## Exercise data
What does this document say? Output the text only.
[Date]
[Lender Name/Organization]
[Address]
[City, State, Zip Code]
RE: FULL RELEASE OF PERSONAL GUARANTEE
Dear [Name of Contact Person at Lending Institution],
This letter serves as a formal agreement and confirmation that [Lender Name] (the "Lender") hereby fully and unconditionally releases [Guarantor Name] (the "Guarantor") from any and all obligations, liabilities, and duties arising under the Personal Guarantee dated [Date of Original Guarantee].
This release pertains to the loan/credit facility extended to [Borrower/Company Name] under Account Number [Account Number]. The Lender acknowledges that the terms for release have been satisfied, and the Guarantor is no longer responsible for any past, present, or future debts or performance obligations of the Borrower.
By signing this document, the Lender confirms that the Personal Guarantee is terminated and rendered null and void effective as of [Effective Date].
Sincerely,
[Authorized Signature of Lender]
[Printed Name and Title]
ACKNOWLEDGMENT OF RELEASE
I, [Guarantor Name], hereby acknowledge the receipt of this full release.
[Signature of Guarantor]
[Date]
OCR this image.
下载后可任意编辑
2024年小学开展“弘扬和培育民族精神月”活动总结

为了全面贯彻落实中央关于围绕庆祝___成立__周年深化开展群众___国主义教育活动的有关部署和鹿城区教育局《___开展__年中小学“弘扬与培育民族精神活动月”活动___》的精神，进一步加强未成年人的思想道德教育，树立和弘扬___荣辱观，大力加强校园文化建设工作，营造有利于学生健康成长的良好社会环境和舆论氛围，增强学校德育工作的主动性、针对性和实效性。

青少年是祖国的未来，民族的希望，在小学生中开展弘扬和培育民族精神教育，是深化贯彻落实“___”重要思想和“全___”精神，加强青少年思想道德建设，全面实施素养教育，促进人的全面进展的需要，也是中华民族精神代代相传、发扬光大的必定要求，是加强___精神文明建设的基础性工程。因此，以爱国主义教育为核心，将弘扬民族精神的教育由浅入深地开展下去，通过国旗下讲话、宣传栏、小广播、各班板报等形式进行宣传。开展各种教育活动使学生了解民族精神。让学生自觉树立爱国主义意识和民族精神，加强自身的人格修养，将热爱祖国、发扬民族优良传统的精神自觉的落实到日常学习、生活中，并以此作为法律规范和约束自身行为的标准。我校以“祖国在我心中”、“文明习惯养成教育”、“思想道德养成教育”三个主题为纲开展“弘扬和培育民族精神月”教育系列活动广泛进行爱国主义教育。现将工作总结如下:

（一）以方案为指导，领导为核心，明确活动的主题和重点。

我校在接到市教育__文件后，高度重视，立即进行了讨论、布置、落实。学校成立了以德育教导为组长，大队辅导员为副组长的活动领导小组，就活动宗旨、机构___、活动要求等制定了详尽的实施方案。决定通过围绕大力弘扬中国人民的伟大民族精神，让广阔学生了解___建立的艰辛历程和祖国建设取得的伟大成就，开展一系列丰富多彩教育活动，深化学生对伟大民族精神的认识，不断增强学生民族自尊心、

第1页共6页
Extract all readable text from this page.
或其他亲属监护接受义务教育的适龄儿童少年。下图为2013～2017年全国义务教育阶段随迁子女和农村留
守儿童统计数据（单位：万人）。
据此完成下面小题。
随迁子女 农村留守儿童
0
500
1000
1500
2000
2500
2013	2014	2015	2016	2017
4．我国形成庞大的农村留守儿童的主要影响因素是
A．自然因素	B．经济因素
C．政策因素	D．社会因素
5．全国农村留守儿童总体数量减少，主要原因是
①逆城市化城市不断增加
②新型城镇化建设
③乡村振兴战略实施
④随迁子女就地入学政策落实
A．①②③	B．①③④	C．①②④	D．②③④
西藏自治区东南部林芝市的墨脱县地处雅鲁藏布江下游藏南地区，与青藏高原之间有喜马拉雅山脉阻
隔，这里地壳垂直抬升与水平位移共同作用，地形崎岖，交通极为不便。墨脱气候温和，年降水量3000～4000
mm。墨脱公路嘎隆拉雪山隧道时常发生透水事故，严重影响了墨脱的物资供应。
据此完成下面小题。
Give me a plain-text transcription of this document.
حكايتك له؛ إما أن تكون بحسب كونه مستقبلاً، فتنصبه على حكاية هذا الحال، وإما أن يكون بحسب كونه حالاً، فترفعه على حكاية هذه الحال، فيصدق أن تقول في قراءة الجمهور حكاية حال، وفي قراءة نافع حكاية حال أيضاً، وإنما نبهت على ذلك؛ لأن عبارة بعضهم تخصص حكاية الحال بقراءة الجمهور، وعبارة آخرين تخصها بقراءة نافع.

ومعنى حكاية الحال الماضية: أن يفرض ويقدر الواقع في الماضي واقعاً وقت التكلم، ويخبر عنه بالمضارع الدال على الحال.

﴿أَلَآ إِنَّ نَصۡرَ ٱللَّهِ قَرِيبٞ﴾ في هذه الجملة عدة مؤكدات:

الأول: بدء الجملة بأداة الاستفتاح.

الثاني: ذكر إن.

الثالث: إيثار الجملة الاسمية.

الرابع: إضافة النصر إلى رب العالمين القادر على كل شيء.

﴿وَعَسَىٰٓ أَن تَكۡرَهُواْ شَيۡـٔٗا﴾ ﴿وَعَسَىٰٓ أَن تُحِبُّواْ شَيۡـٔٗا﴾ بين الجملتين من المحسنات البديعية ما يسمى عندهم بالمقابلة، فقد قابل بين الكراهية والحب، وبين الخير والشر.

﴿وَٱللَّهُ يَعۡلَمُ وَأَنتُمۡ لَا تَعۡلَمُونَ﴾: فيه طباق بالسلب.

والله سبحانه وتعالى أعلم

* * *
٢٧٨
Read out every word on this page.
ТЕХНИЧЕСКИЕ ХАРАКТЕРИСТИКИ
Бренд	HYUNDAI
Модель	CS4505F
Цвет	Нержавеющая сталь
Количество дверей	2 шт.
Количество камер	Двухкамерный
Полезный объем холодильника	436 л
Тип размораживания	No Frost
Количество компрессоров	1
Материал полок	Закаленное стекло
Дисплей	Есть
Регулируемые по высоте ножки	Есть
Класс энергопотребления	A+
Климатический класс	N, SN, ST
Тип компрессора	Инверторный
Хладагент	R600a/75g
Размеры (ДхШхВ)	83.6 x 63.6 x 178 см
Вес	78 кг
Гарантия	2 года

## Exercise
Scan the listing above for the word "from" and show each line where it is found.

## Expected answer
This letter serves as a formal agreement and confirmation that [Lender Name] (the "Lender") hereby fully and unconditionally releases [Guarantor Name] (the "Guarantor") from any and all obligations, liabilities, and duties arising under the Personal Guarantee dated [Date of Original Guarantee].
Extract all readable text from this page.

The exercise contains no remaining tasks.